## THE REQUEST:
Begin at the line that holds "Extract all readable text from this page." and retype every line through the end of the material, both included. Leave out the pictures.

## SUPPLIED RECORDS:
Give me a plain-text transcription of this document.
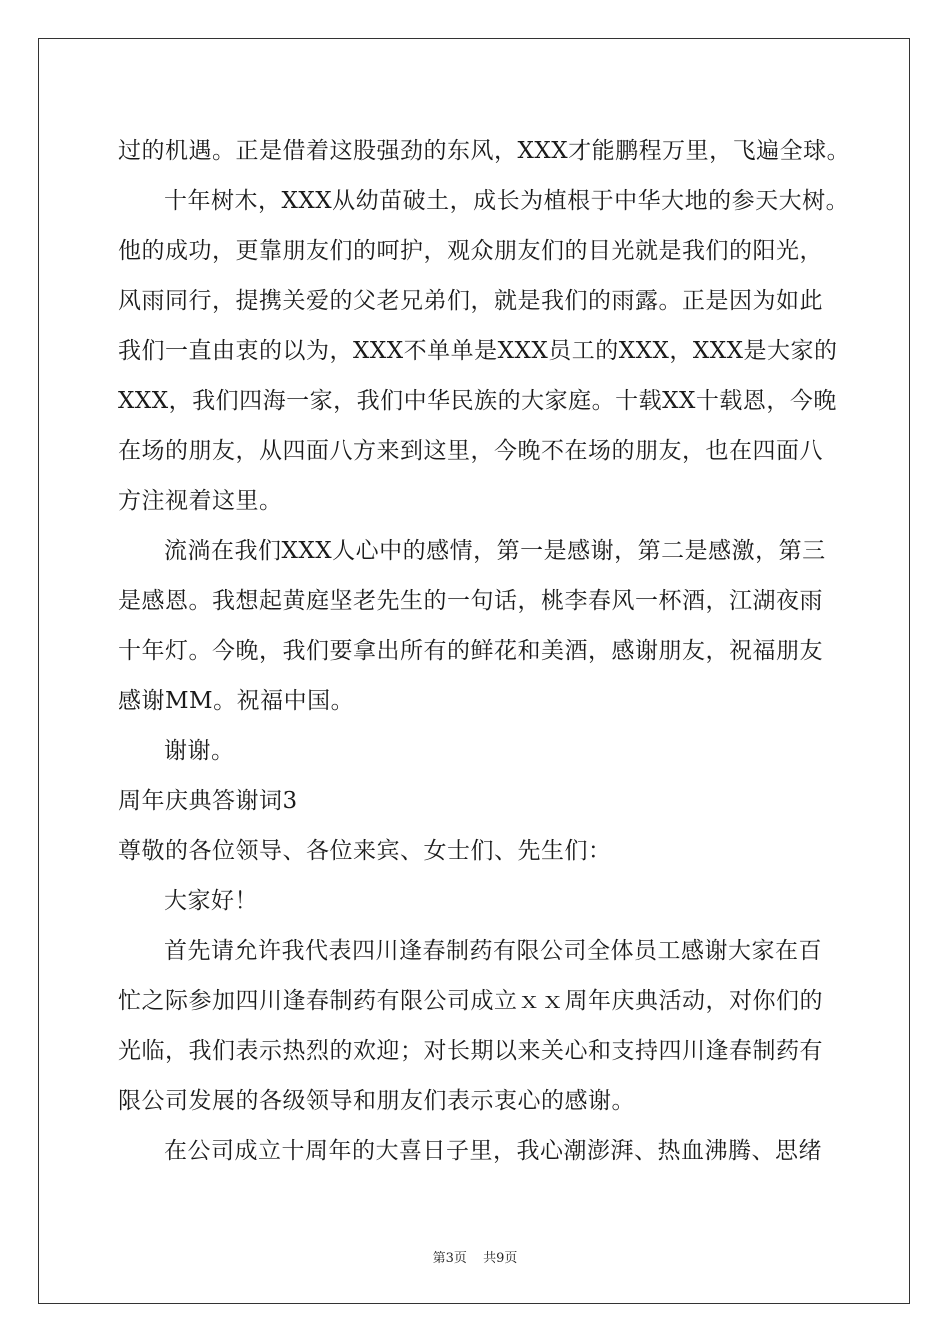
过的机遇。正是借着这股强劲的东风，XXX才能鹏程万里，飞遍全球。
十年树木，XXX从幼苗破土，成长为植根于中华大地的参天大树。
他的成功，更靠朋友们的呵护，观众朋友们的目光就是我们的阳光，
风雨同行，提携关爱的父老兄弟们，就是我们的雨露。正是因为如此
我们一直由衷的以为，XXX不单单是XXX员工的XXX，XXX是大家的
XXX，我们四海一家，我们中华民族的大家庭。十载XX十载恩，今晚
在场的朋友，从四面八方来到这里，今晚不在场的朋友，也在四面八
方注视着这里。
流淌在我们XXX人心中的感情，第一是感谢，第二是感激，第三
是感恩。我想起黄庭坚老先生的一句话，桃李春风一杯酒，江湖夜雨
十年灯。今晚，我们要拿出所有的鲜花和美酒，感谢朋友，祝福朋友
感谢MM。祝福中国。
谢谢。
周年庆典答谢词3
尊敬的各位领导、各位来宾、女士们、先生们：
大家好！
首先请允许我代表四川逢春制药有限公司全体员工感谢大家在百
忙之际参加四川逢春制药有限公司成立ｘｘ周年庆典活动，对你们的
光临，我们表示热烈的欢迎；对长期以来关心和支持四川逢春制药有
限公司发展的各级领导和朋友们表示衷心的感谢。
在公司成立十周年的大喜日子里，我心潮澎湃、热血沸腾、思绪
第3页 共9页
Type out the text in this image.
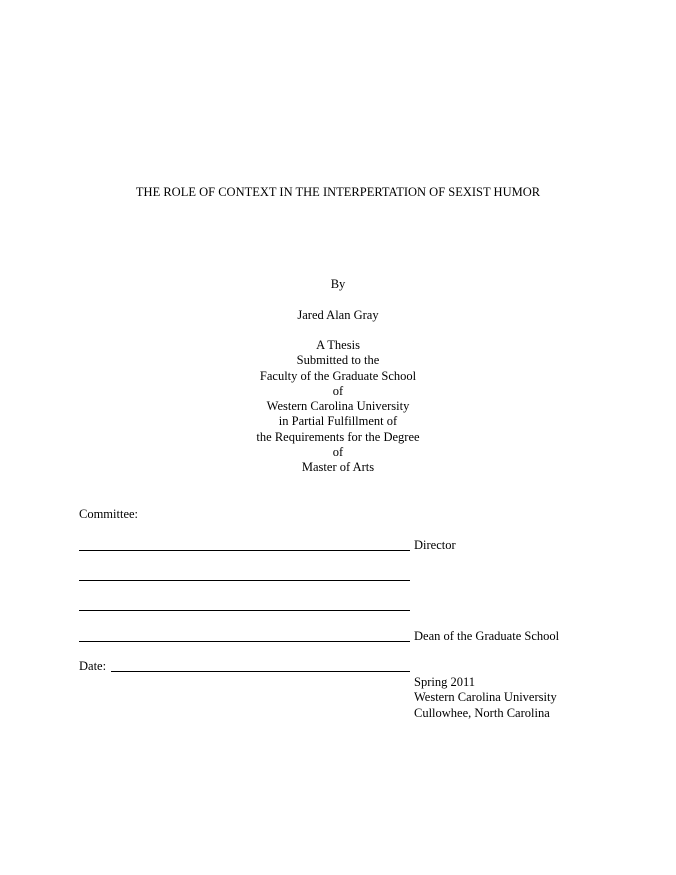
THE ROLE OF CONTEXT IN THE INTERPERTATION OF SEXIST HUMOR
By
Jared Alan Gray
A Thesis
Submitted to the
Faculty of the Graduate School
of
Western Carolina University
in Partial Fulfillment of
the Requirements for the Degree
of
Master of Arts
Committee:
Director
Dean of the Graduate School
Date:
Spring 2011
Western Carolina University
Cullowhee, North Carolina
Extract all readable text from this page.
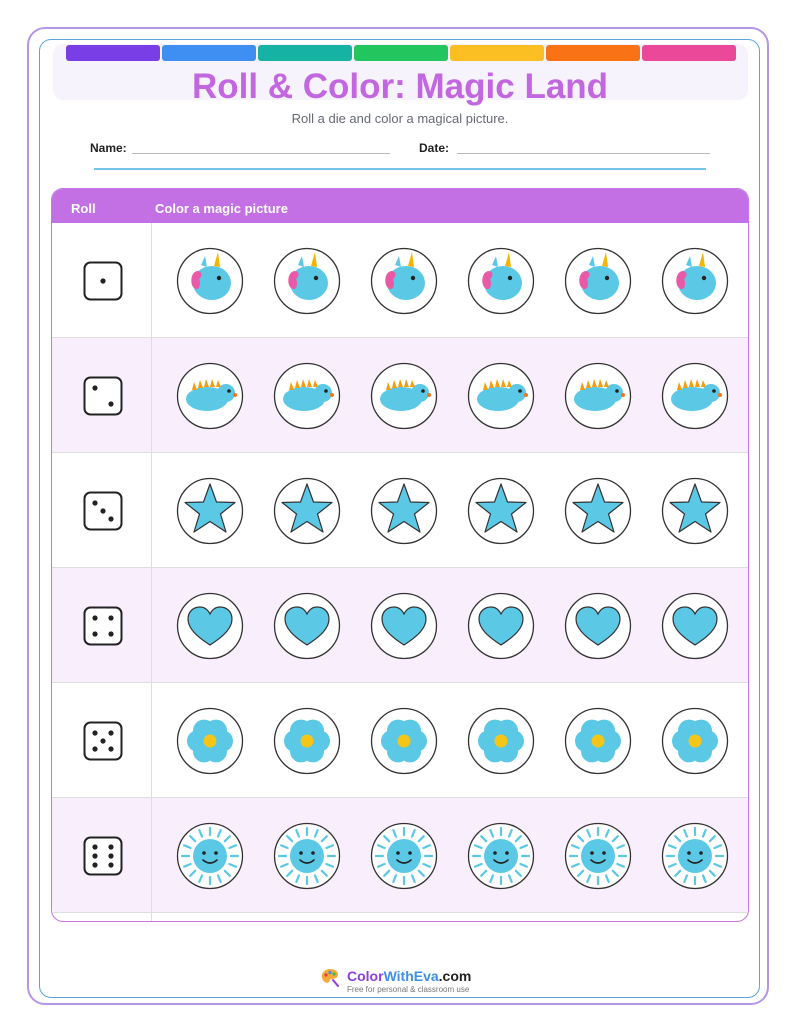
Roll & Color: Magic Land
Roll a die and color a magical picture.
Name:	Date:
Roll	Color a magic picture
ColorWithEva.com
Free for personal & classroom use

## WRITTEN ANSWER:
Extract all readable text from this page.
Roll & Color: Magic Land
Roll a die and color a magical picture.
Name:	Date:
Roll	Color a magic picture
ColorWithEva.com
Free for personal & classroom use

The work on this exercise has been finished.